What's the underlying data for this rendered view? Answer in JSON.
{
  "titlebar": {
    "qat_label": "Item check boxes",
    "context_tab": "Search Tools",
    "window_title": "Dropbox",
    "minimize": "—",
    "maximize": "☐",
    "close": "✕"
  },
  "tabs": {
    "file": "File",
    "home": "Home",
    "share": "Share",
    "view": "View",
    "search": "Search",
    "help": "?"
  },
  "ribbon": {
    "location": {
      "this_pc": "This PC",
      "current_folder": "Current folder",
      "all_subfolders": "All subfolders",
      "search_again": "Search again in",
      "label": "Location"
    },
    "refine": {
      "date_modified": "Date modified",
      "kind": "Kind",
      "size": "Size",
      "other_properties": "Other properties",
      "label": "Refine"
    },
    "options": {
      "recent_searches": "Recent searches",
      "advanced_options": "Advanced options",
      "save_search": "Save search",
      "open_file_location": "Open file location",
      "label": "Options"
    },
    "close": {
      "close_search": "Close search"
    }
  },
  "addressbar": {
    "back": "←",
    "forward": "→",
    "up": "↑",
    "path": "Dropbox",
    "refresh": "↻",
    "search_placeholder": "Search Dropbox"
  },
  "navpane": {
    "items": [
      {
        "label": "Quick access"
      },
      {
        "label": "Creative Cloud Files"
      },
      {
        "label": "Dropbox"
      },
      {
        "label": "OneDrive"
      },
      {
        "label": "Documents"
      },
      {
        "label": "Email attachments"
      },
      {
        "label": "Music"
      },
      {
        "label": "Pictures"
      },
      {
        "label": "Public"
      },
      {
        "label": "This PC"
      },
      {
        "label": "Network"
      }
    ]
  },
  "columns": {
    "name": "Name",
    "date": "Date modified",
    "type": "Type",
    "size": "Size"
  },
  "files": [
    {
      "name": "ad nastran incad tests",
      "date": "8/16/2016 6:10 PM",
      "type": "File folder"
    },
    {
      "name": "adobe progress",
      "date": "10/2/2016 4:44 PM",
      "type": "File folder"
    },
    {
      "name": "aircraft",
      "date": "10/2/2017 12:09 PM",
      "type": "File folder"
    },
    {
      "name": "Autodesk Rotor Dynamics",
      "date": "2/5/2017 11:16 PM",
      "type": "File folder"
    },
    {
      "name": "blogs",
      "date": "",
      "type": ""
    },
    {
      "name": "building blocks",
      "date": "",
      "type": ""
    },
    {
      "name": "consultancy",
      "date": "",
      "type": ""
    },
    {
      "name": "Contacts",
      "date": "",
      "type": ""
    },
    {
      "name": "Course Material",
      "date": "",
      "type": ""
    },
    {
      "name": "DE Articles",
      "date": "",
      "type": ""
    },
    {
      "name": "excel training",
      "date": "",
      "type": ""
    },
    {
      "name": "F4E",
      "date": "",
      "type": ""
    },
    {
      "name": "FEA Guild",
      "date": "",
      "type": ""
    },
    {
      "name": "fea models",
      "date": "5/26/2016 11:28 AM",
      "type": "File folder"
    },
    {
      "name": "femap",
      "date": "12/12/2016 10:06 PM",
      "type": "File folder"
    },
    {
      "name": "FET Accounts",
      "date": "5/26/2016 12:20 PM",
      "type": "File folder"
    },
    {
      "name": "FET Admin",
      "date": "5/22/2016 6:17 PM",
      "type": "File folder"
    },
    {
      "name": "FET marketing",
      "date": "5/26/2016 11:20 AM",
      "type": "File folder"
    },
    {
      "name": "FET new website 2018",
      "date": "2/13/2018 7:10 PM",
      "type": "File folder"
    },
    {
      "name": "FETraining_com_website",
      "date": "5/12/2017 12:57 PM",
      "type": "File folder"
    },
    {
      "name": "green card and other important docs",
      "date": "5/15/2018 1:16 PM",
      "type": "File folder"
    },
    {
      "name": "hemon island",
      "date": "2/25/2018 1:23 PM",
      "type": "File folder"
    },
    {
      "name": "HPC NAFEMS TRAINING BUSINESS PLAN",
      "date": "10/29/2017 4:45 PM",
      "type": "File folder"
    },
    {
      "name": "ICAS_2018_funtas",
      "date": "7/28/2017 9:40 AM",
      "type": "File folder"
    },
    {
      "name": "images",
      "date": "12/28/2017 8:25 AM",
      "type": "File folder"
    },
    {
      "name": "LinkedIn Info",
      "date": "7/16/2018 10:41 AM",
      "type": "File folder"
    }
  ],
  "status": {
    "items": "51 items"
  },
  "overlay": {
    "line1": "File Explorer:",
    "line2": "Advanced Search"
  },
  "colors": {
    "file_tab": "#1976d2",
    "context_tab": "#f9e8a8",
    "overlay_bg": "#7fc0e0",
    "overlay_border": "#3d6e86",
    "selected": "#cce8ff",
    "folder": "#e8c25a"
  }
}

********

**Requirement**
Copy out the data shown above without altering anything.

**Answer to the problem**
What's the underlying data for this rendered view? Answer in JSON.
{
  "titlebar": {
    "qat_label": "Item check boxes",
    "context_tab": "Search Tools",
    "window_title": "Dropbox",
    "minimize": "—",
    "maximize": "☐",
    "close": "✕"
  },
  "tabs": {
    "file": "File",
    "home": "Home",
    "share": "Share",
    "view": "View",
    "search": "Search",
    "help": "?"
  },
  "ribbon": {
    "location": {
      "this_pc": "This PC",
      "current_folder": "Current folder",
      "all_subfolders": "All subfolders",
      "search_again": "Search again in",
      "label": "Location"
    },
    "refine": {
      "date_modified": "Date modified",
      "kind": "Kind",
      "size": "Size",
      "other_properties": "Other properties",
      "label": "Refine"
    },
    "options": {
      "recent_searches": "Recent searches",
      "advanced_options": "Advanced options",
      "save_search": "Save search",
      "open_file_location": "Open file location",
      "label": "Options"
    },
    "close": {
      "close_search": "Close search"
    }
  },
  "addressbar": {
    "back": "←",
    "forward": "→",
    "up": "↑",
    "path": "Dropbox",
    "refresh": "↻",
    "search_placeholder": "Search Dropbox"
  },
  "navpane": {
    "items": [
      {
        "label": "Quick access"
      },
      {
        "label": "Creative Cloud Files"
      },
      {
        "label": "Dropbox"
      },
      {
        "label": "OneDrive"
      },
      {
        "label": "Documents"
      },
      {
        "label": "Email attachments"
      },
      {
        "label": "Music"
      },
      {
        "label": "Pictures"
      },
      {
        "label": "Public"
      },
      {
        "label": "This PC"
      },
      {
        "label": "Network"
      }
    ]
  },
  "columns": {
    "name": "Name",
    "date": "Date modified",
    "type": "Type",
    "size": "Size"
  },
  "files": [
    {
      "name": "ad nastran incad tests",
      "date": "8/16/2016 6:10 PM",
      "type": "File folder"
    },
    {
      "name": "adobe progress",
      "date": "10/2/2016 4:44 PM",
      "type": "File folder"
    },
    {
      "name": "aircraft",
      "date": "10/2/2017 12:09 PM",
      "type": "File folder"
    },
    {
      "name": "Autodesk Rotor Dynamics",
      "date": "2/5/2017 11:16 PM",
      "type": "File folder"
    },
    {
      "name": "blogs",
      "date": "",
      "type": ""
    },
    {
      "name": "building blocks",
      "date": "",
      "type": ""
    },
    {
      "name": "consultancy",
      "date": "",
      "type": ""
    },
    {
      "name": "Contacts",
      "date": "",
      "type": ""
    },
    {
      "name": "Course Material",
      "date": "",
      "type": ""
    },
    {
      "name": "DE Articles",
      "date": "",
      "type": ""
    },
    {
      "name": "excel training",
      "date": "",
      "type": ""
    },
    {
      "name": "F4E",
      "date": "",
      "type": ""
    },
    {
      "name": "FEA Guild",
      "date": "",
      "type": ""
    },
    {
      "name": "fea models",
      "date": "5/26/2016 11:28 AM",
      "type": "File folder"
    },
    {
      "name": "femap",
      "date": "12/12/2016 10:06 PM",
      "type": "File folder"
    },
    {
      "name": "FET Accounts",
      "date": "5/26/2016 12:20 PM",
      "type": "File folder"
    },
    {
      "name": "FET Admin",
      "date": "5/22/2016 6:17 PM",
      "type": "File folder"
    },
    {
      "name": "FET marketing",
      "date": "5/26/2016 11:20 AM",
      "type": "File folder"
    },
    {
      "name": "FET new website 2018",
      "date": "2/13/2018 7:10 PM",
      "type": "File folder"
    },
    {
      "name": "FETraining_com_website",
      "date": "5/12/2017 12:57 PM",
      "type": "File folder"
    },
    {
      "name": "green card and other important docs",
      "date": "5/15/2018 1:16 PM",
      "type": "File folder"
    },
    {
      "name": "hemon island",
      "date": "2/25/2018 1:23 PM",
      "type": "File folder"
    },
    {
      "name": "HPC NAFEMS TRAINING BUSINESS PLAN",
      "date": "10/29/2017 4:45 PM",
      "type": "File folder"
    },
    {
      "name": "ICAS_2018_funtas",
      "date": "7/28/2017 9:40 AM",
      "type": "File folder"
    },
    {
      "name": "images",
      "date": "12/28/2017 8:25 AM",
      "type": "File folder"
    },
    {
      "name": "LinkedIn Info",
      "date": "7/16/2018 10:41 AM",
      "type": "File folder"
    }
  ],
  "status": {
    "items": "51 items"
  },
  "overlay": {
    "line1": "File Explorer:",
    "line2": "Advanced Search"
  },
  "colors": {
    "file_tab": "#1976d2",
    "context_tab": "#f9e8a8",
    "overlay_bg": "#7fc0e0",
    "overlay_border": "#3d6e86",
    "selected": "#cce8ff",
    "folder": "#e8c25a"
  }
}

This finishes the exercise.